DATA EXCERPTS:
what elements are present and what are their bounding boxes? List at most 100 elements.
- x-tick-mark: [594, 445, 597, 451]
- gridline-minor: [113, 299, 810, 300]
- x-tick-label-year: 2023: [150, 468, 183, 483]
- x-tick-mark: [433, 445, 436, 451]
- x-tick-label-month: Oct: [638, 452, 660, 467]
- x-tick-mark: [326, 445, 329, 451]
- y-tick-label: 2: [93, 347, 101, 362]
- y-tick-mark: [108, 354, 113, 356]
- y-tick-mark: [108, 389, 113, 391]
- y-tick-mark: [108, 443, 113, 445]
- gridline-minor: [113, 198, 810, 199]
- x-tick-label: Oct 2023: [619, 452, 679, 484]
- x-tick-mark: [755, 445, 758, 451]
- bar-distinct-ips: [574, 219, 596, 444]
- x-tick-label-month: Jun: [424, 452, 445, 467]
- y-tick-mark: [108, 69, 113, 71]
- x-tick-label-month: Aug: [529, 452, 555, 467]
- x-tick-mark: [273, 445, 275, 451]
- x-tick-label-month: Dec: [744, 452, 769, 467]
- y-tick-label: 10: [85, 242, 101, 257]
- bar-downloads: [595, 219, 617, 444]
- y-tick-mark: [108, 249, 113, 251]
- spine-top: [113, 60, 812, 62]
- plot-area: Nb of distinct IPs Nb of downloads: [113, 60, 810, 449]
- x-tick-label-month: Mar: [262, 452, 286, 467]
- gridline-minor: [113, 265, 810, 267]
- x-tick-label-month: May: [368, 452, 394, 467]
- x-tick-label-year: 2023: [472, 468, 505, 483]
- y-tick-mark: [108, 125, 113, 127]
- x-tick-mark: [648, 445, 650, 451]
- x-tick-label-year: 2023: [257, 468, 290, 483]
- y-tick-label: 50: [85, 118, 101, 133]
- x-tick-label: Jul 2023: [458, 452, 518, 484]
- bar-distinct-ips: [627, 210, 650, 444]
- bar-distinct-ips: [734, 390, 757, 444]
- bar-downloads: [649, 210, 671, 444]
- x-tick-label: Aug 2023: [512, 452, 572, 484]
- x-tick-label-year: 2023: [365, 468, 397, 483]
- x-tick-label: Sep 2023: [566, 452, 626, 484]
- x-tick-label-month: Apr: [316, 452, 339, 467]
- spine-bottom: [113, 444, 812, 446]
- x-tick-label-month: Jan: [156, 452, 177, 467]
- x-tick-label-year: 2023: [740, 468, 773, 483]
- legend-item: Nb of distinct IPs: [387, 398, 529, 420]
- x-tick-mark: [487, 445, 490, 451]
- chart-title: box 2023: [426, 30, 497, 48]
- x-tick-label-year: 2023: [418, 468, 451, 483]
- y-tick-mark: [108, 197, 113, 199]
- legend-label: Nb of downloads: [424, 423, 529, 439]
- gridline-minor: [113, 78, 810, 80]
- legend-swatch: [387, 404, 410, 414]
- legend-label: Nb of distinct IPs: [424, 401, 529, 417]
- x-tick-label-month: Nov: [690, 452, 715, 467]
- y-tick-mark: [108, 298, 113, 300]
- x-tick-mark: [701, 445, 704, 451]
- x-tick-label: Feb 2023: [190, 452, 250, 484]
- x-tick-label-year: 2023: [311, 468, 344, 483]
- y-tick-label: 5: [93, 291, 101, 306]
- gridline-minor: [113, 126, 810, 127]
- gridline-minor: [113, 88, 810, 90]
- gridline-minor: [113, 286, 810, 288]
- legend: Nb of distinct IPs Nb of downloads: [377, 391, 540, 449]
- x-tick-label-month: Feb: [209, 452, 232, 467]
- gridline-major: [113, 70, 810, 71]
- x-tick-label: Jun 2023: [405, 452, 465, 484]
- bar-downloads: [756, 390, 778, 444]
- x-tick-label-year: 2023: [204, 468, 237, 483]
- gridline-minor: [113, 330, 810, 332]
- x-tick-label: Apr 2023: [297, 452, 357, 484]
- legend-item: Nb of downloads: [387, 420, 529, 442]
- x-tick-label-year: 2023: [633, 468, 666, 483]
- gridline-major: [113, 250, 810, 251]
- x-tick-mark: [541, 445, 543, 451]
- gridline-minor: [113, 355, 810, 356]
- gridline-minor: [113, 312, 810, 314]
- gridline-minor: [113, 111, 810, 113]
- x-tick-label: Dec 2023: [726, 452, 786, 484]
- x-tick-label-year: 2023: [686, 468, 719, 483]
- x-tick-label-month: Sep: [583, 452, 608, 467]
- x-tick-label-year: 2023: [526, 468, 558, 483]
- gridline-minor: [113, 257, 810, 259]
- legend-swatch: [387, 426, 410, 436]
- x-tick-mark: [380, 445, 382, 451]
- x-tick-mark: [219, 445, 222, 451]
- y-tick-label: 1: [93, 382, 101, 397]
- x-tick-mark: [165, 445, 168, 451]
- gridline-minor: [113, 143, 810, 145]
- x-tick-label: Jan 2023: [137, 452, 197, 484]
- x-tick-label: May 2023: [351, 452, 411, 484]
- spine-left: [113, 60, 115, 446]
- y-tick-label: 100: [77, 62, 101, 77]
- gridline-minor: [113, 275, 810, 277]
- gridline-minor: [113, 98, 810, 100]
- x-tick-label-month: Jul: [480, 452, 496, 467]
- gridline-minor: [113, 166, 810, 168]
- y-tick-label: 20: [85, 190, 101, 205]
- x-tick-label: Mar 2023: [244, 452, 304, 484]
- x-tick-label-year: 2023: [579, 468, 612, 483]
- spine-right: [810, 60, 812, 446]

PROBLEM TO SOLVE: Lay out the records from their first line through the line containing "- x-tick-label-month: Apr: [316, 452, 339, 467]" as a JSON list of strings, one string per line, with blank lines left out.

EXPECTED OUTPUT:
[
  "what elements are present and what are their bounding boxes? List at most 100 elements.",
  "- x-tick-mark: [594, 445, 597, 451]",
  "- gridline-minor: [113, 299, 810, 300]",
  "- x-tick-label-year: 2023: [150, 468, 183, 483]",
  "- x-tick-mark: [433, 445, 436, 451]",
  "- x-tick-label-month: Oct: [638, 452, 660, 467]",
  "- x-tick-mark: [326, 445, 329, 451]",
  "- y-tick-label: 2: [93, 347, 101, 362]",
  "- y-tick-mark: [108, 354, 113, 356]",
  "- y-tick-mark: [108, 389, 113, 391]",
  "- y-tick-mark: [108, 443, 113, 445]",
  "- gridline-minor: [113, 198, 810, 199]",
  "- x-tick-label: Oct 2023: [619, 452, 679, 484]",
  "- x-tick-mark: [755, 445, 758, 451]",
  "- bar-distinct-ips: [574, 219, 596, 444]",
  "- x-tick-label-month: Jun: [424, 452, 445, 467]",
  "- y-tick-mark: [108, 69, 113, 71]",
  "- x-tick-label-month: Aug: [529, 452, 555, 467]",
  "- x-tick-mark: [273, 445, 275, 451]",
  "- x-tick-label-month: Dec: [744, 452, 769, 467]",
  "- y-tick-label: 10: [85, 242, 101, 257]",
  "- bar-downloads: [595, 219, 617, 444]",
  "- y-tick-mark: [108, 249, 113, 251]",
  "- spine-top: [113, 60, 812, 62]",
  "- plot-area: Nb of distinct IPs Nb of downloads: [113, 60, 810, 449]",
  "- x-tick-label-month: Mar: [262, 452, 286, 467]",
  "- gridline-minor: [113, 265, 810, 267]",
  "- x-tick-label-month: May: [368, 452, 394, 467]",
  "- x-tick-label-year: 2023: [472, 468, 505, 483]",
  "- y-tick-mark: [108, 125, 113, 127]",
  "- x-tick-mark: [648, 445, 650, 451]",
  "- x-tick-label-year: 2023: [257, 468, 290, 483]",
  "- y-tick-label: 50: [85, 118, 101, 133]",
  "- x-tick-label: Jul 2023: [458, 452, 518, 484]",
  "- bar-distinct-ips: [627, 210, 650, 444]",
  "- bar-distinct-ips: [734, 390, 757, 444]",
  "- bar-downloads: [649, 210, 671, 444]",
  "- x-tick-label: Aug 2023: [512, 452, 572, 484]",
  "- x-tick-label-year: 2023: [365, 468, 397, 483]",
  "- x-tick-label: Sep 2023: [566, 452, 626, 484]",
  "- x-tick-label-month: Apr: [316, 452, 339, 467]"
]